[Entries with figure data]
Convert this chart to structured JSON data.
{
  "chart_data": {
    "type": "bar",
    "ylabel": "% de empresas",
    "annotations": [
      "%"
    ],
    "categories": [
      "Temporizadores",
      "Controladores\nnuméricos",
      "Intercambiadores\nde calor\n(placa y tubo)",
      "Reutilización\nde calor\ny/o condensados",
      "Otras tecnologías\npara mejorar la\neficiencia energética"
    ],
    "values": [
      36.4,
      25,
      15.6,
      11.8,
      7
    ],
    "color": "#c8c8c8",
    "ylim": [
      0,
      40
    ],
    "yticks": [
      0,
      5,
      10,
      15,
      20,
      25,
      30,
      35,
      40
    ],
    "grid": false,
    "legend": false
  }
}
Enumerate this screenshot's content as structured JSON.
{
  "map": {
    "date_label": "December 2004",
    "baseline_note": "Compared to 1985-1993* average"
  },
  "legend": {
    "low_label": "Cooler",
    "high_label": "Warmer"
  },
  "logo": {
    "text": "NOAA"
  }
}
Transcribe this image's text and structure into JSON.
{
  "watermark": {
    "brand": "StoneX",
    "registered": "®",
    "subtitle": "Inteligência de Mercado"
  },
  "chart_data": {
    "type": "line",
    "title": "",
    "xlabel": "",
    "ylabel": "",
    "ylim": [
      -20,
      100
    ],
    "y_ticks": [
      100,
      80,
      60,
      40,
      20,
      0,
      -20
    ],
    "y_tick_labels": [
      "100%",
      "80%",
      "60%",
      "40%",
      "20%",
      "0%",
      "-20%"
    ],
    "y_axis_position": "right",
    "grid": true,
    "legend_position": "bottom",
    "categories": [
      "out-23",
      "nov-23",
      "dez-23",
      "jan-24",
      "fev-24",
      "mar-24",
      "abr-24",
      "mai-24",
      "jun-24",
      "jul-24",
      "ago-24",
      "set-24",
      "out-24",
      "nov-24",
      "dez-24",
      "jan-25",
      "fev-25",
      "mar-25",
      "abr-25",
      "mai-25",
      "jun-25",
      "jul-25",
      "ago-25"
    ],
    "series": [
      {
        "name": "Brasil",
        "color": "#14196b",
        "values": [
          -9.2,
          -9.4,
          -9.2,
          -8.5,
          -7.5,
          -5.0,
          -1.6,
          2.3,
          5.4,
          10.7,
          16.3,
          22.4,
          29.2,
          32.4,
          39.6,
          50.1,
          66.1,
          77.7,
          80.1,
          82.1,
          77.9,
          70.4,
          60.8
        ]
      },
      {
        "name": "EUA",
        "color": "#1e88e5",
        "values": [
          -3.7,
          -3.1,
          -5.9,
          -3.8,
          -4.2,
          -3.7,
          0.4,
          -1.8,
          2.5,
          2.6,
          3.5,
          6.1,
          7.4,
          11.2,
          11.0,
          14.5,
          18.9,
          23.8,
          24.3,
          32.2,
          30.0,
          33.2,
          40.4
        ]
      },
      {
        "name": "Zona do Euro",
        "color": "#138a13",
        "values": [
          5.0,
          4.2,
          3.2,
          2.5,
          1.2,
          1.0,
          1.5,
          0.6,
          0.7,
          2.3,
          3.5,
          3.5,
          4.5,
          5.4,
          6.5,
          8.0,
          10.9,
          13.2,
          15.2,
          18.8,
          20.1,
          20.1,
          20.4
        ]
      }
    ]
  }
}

> Task description: Would you give the material above again, complete and exact?

> Output for this exercise:
Convert this chart to structured JSON data.
{
  "chart_data": {
    "type": "bar",
    "ylabel": "% de empresas",
    "annotations": [
      "%"
    ],
    "categories": [
      "Temporizadores",
      "Controladores\nnuméricos",
      "Intercambiadores\nde calor\n(placa y tubo)",
      "Reutilización\nde calor\ny/o condensados",
      "Otras tecnologías\npara mejorar la\neficiencia energética"
    ],
    "values": [
      36.4,
      25,
      15.6,
      11.8,
      7
    ],
    "color": "#c8c8c8",
    "ylim": [
      0,
      40
    ],
    "yticks": [
      0,
      5,
      10,
      15,
      20,
      25,
      30,
      35,
      40
    ],
    "grid": false,
    "legend": false
  }
}
Enumerate this screenshot's content as structured JSON.
{
  "map": {
    "date_label": "December 2004",
    "baseline_note": "Compared to 1985-1993* average"
  },
  "legend": {
    "low_label": "Cooler",
    "high_label": "Warmer"
  },
  "logo": {
    "text": "NOAA"
  }
}
Transcribe this image's text and structure into JSON.
{
  "watermark": {
    "brand": "StoneX",
    "registered": "®",
    "subtitle": "Inteligência de Mercado"
  },
  "chart_data": {
    "type": "line",
    "title": "",
    "xlabel": "",
    "ylabel": "",
    "ylim": [
      -20,
      100
    ],
    "y_ticks": [
      100,
      80,
      60,
      40,
      20,
      0,
      -20
    ],
    "y_tick_labels": [
      "100%",
      "80%",
      "60%",
      "40%",
      "20%",
      "0%",
      "-20%"
    ],
    "y_axis_position": "right",
    "grid": true,
    "legend_position": "bottom",
    "categories": [
      "out-23",
      "nov-23",
      "dez-23",
      "jan-24",
      "fev-24",
      "mar-24",
      "abr-24",
      "mai-24",
      "jun-24",
      "jul-24",
      "ago-24",
      "set-24",
      "out-24",
      "nov-24",
      "dez-24",
      "jan-25",
      "fev-25",
      "mar-25",
      "abr-25",
      "mai-25",
      "jun-25",
      "jul-25",
      "ago-25"
    ],
    "series": [
      {
        "name": "Brasil",
        "color": "#14196b",
        "values": [
          -9.2,
          -9.4,
          -9.2,
          -8.5,
          -7.5,
          -5.0,
          -1.6,
          2.3,
          5.4,
          10.7,
          16.3,
          22.4,
          29.2,
          32.4,
          39.6,
          50.1,
          66.1,
          77.7,
          80.1,
          82.1,
          77.9,
          70.4,
          60.8
        ]
      },
      {
        "name": "EUA",
        "color": "#1e88e5",
        "values": [
          -3.7,
          -3.1,
          -5.9,
          -3.8,
          -4.2,
          -3.7,
          0.4,
          -1.8,
          2.5,
          2.6,
          3.5,
          6.1,
          7.4,
          11.2,
          11.0,
          14.5,
          18.9,
          23.8,
          24.3,
          32.2,
          30.0,
          33.2,
          40.4
        ]
      },
      {
        "name": "Zona do Euro",
        "color": "#138a13",
        "values": [
          5.0,
          4.2,
          3.2,
          2.5,
          1.2,
          1.0,
          1.5,
          0.6,
          0.7,
          2.3,
          3.5,
          3.5,
          4.5,
          5.4,
          6.5,
          8.0,
          10.9,
          13.2,
          15.2,
          18.8,
          20.1,
          20.1,
          20.4
        ]
      }
    ]
  }
}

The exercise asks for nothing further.